**What to do:** Although the listing contains pictures, reproduce only its text, exactly as written.

**Dataset extract:**

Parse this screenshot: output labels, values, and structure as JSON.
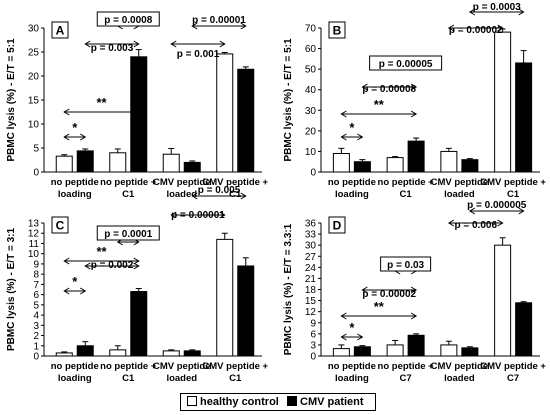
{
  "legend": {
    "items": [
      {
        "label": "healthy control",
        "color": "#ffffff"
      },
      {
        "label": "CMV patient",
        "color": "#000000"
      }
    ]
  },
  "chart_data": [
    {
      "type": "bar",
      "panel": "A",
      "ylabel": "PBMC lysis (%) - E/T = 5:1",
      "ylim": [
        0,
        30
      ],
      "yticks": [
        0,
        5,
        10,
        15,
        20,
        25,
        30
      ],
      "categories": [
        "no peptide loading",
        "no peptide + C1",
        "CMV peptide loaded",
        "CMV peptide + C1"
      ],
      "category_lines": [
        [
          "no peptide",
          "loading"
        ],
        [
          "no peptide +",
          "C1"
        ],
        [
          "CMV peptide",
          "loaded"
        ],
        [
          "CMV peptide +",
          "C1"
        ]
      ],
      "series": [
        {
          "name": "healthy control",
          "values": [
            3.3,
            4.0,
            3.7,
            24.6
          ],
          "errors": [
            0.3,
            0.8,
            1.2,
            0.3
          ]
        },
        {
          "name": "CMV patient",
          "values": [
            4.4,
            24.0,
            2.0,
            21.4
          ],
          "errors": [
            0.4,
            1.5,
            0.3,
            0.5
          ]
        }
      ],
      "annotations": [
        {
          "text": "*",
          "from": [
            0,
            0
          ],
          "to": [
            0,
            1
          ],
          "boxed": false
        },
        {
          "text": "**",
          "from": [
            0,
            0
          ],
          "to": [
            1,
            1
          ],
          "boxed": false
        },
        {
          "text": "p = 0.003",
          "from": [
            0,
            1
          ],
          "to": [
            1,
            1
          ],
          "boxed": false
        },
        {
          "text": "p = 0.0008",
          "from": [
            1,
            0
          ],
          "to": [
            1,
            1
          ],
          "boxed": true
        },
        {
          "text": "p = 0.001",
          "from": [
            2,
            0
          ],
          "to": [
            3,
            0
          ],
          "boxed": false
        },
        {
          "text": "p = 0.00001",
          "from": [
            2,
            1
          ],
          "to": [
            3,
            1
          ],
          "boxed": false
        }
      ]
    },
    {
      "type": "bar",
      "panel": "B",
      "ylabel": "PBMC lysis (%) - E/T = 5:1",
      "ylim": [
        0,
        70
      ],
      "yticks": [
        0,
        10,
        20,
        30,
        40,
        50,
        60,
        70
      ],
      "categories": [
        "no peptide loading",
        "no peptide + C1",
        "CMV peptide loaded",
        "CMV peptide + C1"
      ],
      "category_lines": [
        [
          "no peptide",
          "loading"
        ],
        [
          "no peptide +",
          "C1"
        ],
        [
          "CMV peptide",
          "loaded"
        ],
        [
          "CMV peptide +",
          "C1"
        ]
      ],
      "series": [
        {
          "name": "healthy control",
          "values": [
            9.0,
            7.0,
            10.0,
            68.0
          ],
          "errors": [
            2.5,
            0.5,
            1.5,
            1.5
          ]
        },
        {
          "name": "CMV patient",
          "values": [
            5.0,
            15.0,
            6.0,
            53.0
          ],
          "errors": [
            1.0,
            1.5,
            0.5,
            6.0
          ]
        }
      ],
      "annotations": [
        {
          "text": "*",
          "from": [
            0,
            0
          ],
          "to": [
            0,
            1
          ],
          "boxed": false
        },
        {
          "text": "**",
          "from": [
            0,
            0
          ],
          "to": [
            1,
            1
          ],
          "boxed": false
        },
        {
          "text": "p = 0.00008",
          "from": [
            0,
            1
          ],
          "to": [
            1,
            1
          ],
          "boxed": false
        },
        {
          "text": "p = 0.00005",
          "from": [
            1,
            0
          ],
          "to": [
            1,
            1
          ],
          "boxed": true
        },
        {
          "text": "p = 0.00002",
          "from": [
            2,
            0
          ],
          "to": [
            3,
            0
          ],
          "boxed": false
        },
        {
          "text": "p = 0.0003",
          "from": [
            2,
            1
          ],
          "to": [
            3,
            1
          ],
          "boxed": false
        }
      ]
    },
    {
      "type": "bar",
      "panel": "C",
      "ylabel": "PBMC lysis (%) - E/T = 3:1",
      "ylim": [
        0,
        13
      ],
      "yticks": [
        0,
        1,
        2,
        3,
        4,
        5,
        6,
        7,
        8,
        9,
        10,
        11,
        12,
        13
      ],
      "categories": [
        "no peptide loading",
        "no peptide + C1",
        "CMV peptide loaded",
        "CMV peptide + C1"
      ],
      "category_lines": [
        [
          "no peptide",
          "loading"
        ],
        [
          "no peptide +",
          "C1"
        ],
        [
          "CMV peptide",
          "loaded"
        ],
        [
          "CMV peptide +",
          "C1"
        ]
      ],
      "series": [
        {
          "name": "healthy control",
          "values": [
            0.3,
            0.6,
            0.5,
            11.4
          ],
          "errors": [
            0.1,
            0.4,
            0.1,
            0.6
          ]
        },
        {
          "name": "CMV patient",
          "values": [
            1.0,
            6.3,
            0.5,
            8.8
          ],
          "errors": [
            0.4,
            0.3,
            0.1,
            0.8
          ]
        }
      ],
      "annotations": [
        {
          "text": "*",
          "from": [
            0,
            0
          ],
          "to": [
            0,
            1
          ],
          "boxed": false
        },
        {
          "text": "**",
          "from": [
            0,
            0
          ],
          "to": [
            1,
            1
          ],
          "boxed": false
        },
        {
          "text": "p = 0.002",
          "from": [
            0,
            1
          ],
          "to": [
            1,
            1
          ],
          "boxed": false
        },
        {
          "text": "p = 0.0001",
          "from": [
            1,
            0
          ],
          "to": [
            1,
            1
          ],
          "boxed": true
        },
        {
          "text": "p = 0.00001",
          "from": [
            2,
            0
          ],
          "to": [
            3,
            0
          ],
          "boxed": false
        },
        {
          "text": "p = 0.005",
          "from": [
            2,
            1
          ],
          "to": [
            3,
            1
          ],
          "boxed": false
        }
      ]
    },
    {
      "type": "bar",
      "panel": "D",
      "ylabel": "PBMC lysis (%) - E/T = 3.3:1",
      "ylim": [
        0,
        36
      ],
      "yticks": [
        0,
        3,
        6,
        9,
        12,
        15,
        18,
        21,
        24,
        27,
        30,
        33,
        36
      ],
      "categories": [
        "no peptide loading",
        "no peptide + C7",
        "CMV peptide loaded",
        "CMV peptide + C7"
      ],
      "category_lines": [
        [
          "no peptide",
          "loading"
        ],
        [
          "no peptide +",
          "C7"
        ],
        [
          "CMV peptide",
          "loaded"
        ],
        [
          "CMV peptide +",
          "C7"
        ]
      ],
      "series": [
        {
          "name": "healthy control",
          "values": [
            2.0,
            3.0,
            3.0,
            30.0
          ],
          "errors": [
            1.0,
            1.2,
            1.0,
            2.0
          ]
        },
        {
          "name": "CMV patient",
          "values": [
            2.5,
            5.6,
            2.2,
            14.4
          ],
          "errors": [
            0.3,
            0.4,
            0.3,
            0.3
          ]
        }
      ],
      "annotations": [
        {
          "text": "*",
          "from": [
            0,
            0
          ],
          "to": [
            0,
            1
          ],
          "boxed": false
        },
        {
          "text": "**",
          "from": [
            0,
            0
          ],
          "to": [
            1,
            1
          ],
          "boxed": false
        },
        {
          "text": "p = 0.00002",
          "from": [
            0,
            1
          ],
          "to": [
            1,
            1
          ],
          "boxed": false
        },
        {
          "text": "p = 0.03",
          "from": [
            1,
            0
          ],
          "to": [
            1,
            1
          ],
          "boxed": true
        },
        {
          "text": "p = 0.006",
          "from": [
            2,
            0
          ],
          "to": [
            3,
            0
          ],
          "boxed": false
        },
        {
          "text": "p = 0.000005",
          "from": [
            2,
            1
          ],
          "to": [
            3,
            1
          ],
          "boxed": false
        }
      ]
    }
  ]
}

**Result of this exercise:**
Parse this screenshot: output labels, values, and structure as JSON.
{
  "legend": {
    "items": [
      {
        "label": "healthy control",
        "color": "#ffffff"
      },
      {
        "label": "CMV patient",
        "color": "#000000"
      }
    ]
  },
  "chart_data": [
    {
      "type": "bar",
      "panel": "A",
      "ylabel": "PBMC lysis (%) - E/T = 5:1",
      "ylim": [
        0,
        30
      ],
      "yticks": [
        0,
        5,
        10,
        15,
        20,
        25,
        30
      ],
      "categories": [
        "no peptide loading",
        "no peptide + C1",
        "CMV peptide loaded",
        "CMV peptide + C1"
      ],
      "category_lines": [
        [
          "no peptide",
          "loading"
        ],
        [
          "no peptide +",
          "C1"
        ],
        [
          "CMV peptide",
          "loaded"
        ],
        [
          "CMV peptide +",
          "C1"
        ]
      ],
      "series": [
        {
          "name": "healthy control",
          "values": [
            3.3,
            4.0,
            3.7,
            24.6
          ],
          "errors": [
            0.3,
            0.8,
            1.2,
            0.3
          ]
        },
        {
          "name": "CMV patient",
          "values": [
            4.4,
            24.0,
            2.0,
            21.4
          ],
          "errors": [
            0.4,
            1.5,
            0.3,
            0.5
          ]
        }
      ],
      "annotations": [
        {
          "text": "*",
          "from": [
            0,
            0
          ],
          "to": [
            0,
            1
          ],
          "boxed": false
        },
        {
          "text": "**",
          "from": [
            0,
            0
          ],
          "to": [
            1,
            1
          ],
          "boxed": false
        },
        {
          "text": "p = 0.003",
          "from": [
            0,
            1
          ],
          "to": [
            1,
            1
          ],
          "boxed": false
        },
        {
          "text": "p = 0.0008",
          "from": [
            1,
            0
          ],
          "to": [
            1,
            1
          ],
          "boxed": true
        },
        {
          "text": "p = 0.001",
          "from": [
            2,
            0
          ],
          "to": [
            3,
            0
          ],
          "boxed": false
        },
        {
          "text": "p = 0.00001",
          "from": [
            2,
            1
          ],
          "to": [
            3,
            1
          ],
          "boxed": false
        }
      ]
    },
    {
      "type": "bar",
      "panel": "B",
      "ylabel": "PBMC lysis (%) - E/T = 5:1",
      "ylim": [
        0,
        70
      ],
      "yticks": [
        0,
        10,
        20,
        30,
        40,
        50,
        60,
        70
      ],
      "categories": [
        "no peptide loading",
        "no peptide + C1",
        "CMV peptide loaded",
        "CMV peptide + C1"
      ],
      "category_lines": [
        [
          "no peptide",
          "loading"
        ],
        [
          "no peptide +",
          "C1"
        ],
        [
          "CMV peptide",
          "loaded"
        ],
        [
          "CMV peptide +",
          "C1"
        ]
      ],
      "series": [
        {
          "name": "healthy control",
          "values": [
            9.0,
            7.0,
            10.0,
            68.0
          ],
          "errors": [
            2.5,
            0.5,
            1.5,
            1.5
          ]
        },
        {
          "name": "CMV patient",
          "values": [
            5.0,
            15.0,
            6.0,
            53.0
          ],
          "errors": [
            1.0,
            1.5,
            0.5,
            6.0
          ]
        }
      ],
      "annotations": [
        {
          "text": "*",
          "from": [
            0,
            0
          ],
          "to": [
            0,
            1
          ],
          "boxed": false
        },
        {
          "text": "**",
          "from": [
            0,
            0
          ],
          "to": [
            1,
            1
          ],
          "boxed": false
        },
        {
          "text": "p = 0.00008",
          "from": [
            0,
            1
          ],
          "to": [
            1,
            1
          ],
          "boxed": false
        },
        {
          "text": "p = 0.00005",
          "from": [
            1,
            0
          ],
          "to": [
            1,
            1
          ],
          "boxed": true
        },
        {
          "text": "p = 0.00002",
          "from": [
            2,
            0
          ],
          "to": [
            3,
            0
          ],
          "boxed": false
        },
        {
          "text": "p = 0.0003",
          "from": [
            2,
            1
          ],
          "to": [
            3,
            1
          ],
          "boxed": false
        }
      ]
    },
    {
      "type": "bar",
      "panel": "C",
      "ylabel": "PBMC lysis (%) - E/T = 3:1",
      "ylim": [
        0,
        13
      ],
      "yticks": [
        0,
        1,
        2,
        3,
        4,
        5,
        6,
        7,
        8,
        9,
        10,
        11,
        12,
        13
      ],
      "categories": [
        "no peptide loading",
        "no peptide + C1",
        "CMV peptide loaded",
        "CMV peptide + C1"
      ],
      "category_lines": [
        [
          "no peptide",
          "loading"
        ],
        [
          "no peptide +",
          "C1"
        ],
        [
          "CMV peptide",
          "loaded"
        ],
        [
          "CMV peptide +",
          "C1"
        ]
      ],
      "series": [
        {
          "name": "healthy control",
          "values": [
            0.3,
            0.6,
            0.5,
            11.4
          ],
          "errors": [
            0.1,
            0.4,
            0.1,
            0.6
          ]
        },
        {
          "name": "CMV patient",
          "values": [
            1.0,
            6.3,
            0.5,
            8.8
          ],
          "errors": [
            0.4,
            0.3,
            0.1,
            0.8
          ]
        }
      ],
      "annotations": [
        {
          "text": "*",
          "from": [
            0,
            0
          ],
          "to": [
            0,
            1
          ],
          "boxed": false
        },
        {
          "text": "**",
          "from": [
            0,
            0
          ],
          "to": [
            1,
            1
          ],
          "boxed": false
        },
        {
          "text": "p = 0.002",
          "from": [
            0,
            1
          ],
          "to": [
            1,
            1
          ],
          "boxed": false
        },
        {
          "text": "p = 0.0001",
          "from": [
            1,
            0
          ],
          "to": [
            1,
            1
          ],
          "boxed": true
        },
        {
          "text": "p = 0.00001",
          "from": [
            2,
            0
          ],
          "to": [
            3,
            0
          ],
          "boxed": false
        },
        {
          "text": "p = 0.005",
          "from": [
            2,
            1
          ],
          "to": [
            3,
            1
          ],
          "boxed": false
        }
      ]
    },
    {
      "type": "bar",
      "panel": "D",
      "ylabel": "PBMC lysis (%) - E/T = 3.3:1",
      "ylim": [
        0,
        36
      ],
      "yticks": [
        0,
        3,
        6,
        9,
        12,
        15,
        18,
        21,
        24,
        27,
        30,
        33,
        36
      ],
      "categories": [
        "no peptide loading",
        "no peptide + C7",
        "CMV peptide loaded",
        "CMV peptide + C7"
      ],
      "category_lines": [
        [
          "no peptide",
          "loading"
        ],
        [
          "no peptide +",
          "C7"
        ],
        [
          "CMV peptide",
          "loaded"
        ],
        [
          "CMV peptide +",
          "C7"
        ]
      ],
      "series": [
        {
          "name": "healthy control",
          "values": [
            2.0,
            3.0,
            3.0,
            30.0
          ],
          "errors": [
            1.0,
            1.2,
            1.0,
            2.0
          ]
        },
        {
          "name": "CMV patient",
          "values": [
            2.5,
            5.6,
            2.2,
            14.4
          ],
          "errors": [
            0.3,
            0.4,
            0.3,
            0.3
          ]
        }
      ],
      "annotations": [
        {
          "text": "*",
          "from": [
            0,
            0
          ],
          "to": [
            0,
            1
          ],
          "boxed": false
        },
        {
          "text": "**",
          "from": [
            0,
            0
          ],
          "to": [
            1,
            1
          ],
          "boxed": false
        },
        {
          "text": "p = 0.00002",
          "from": [
            0,
            1
          ],
          "to": [
            1,
            1
          ],
          "boxed": false
        },
        {
          "text": "p = 0.03",
          "from": [
            1,
            0
          ],
          "to": [
            1,
            1
          ],
          "boxed": true
        },
        {
          "text": "p = 0.006",
          "from": [
            2,
            0
          ],
          "to": [
            3,
            0
          ],
          "boxed": false
        },
        {
          "text": "p = 0.000005",
          "from": [
            2,
            1
          ],
          "to": [
            3,
            1
          ],
          "boxed": false
        }
      ]
    }
  ]
}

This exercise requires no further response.